**Records for the task:**

----------

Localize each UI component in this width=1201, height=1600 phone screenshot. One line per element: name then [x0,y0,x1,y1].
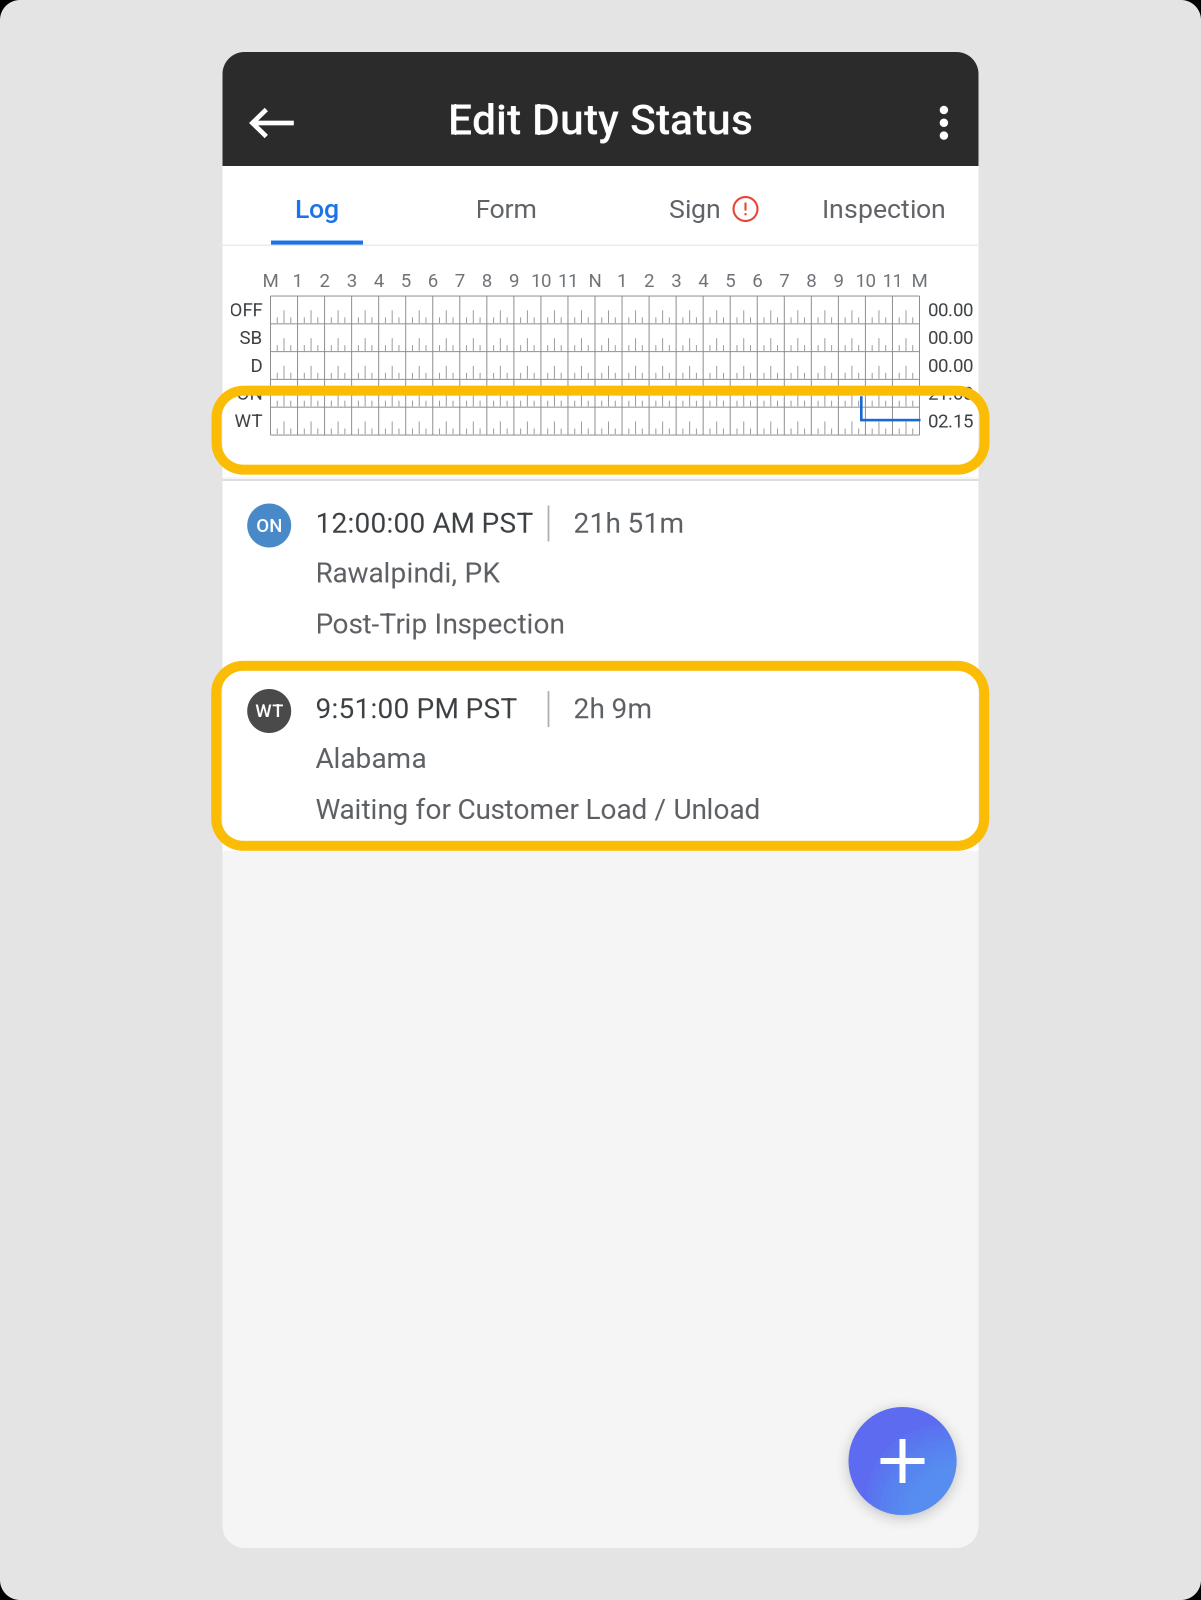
staticText: 5 [725,270,735,292]
staticText: 21h 51m [574,507,684,540]
staticText: 9:51:00 PM PST [316,692,518,725]
staticText: 4 [698,270,708,292]
button[interactable]: ON [222,480,978,666]
staticText: 7 [455,270,465,292]
staticText: 10 [855,270,875,292]
staticText: ON [256,515,282,536]
staticText: Post-Trip Inspection [316,608,564,640]
staticText: 11 [882,270,902,292]
staticText: 7 [779,270,789,292]
staticText: 1 [617,270,627,292]
staticText: Form [476,193,536,225]
button[interactable]: More options [917,89,971,157]
staticText: WT [234,410,262,432]
button[interactable]: Back [249,99,317,167]
staticText: 00.00 [928,327,973,349]
staticText: Waiting for Customer Load / Unload [316,793,760,826]
button[interactable]: Sign [600,166,790,246]
staticText: SB [240,327,262,349]
staticText: ON [236,382,262,404]
staticText: 8 [482,270,492,292]
staticText: M [912,270,928,292]
staticText: Sign [669,193,721,225]
button[interactable]: Form [412,166,600,246]
staticText: 2 [644,270,654,292]
staticText: 00.00 [928,299,973,321]
staticText: 12:00:00 AM PST [316,507,534,540]
button[interactable]: WT [222,666,978,851]
staticText: OFF [230,299,262,321]
staticText: Rawalpindi, PK [316,557,500,589]
staticText: 2 [320,270,330,292]
staticText: Edit Duty Status [448,95,753,145]
staticText: 3 [347,270,357,292]
staticText: WT [255,700,283,722]
staticText: 21.00 [928,382,973,404]
staticText: Alabama [316,742,426,775]
staticText: 6 [428,270,438,292]
staticText: 9 [833,270,843,292]
button[interactable]: Log [222,166,412,246]
staticText: M [262,270,278,292]
staticText: 8 [806,270,816,292]
staticText: 6 [752,270,762,292]
staticText: 10 [531,270,551,292]
staticText: 00.00 [928,355,973,376]
staticText: D [250,355,262,376]
staticText: 5 [401,270,411,292]
button[interactable]: Inspection [790,166,978,246]
staticText: 1 [292,270,302,292]
staticText: 02.15 [928,410,973,432]
staticText: 4 [374,270,384,292]
button[interactable]: Add duty status [848,1407,956,1515]
staticText: Log [295,193,339,225]
staticText: 3 [671,270,681,292]
staticText: 11 [558,270,578,292]
staticText: N [588,270,602,292]
staticText: 9 [509,270,519,292]
staticText: Inspection [822,193,946,225]
staticText: 2h 9m [574,692,652,725]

----------

**What you will do:**
Count the lines in the entries above that contain the word "Sign" and reply with that number alone.

**Written reply:**
2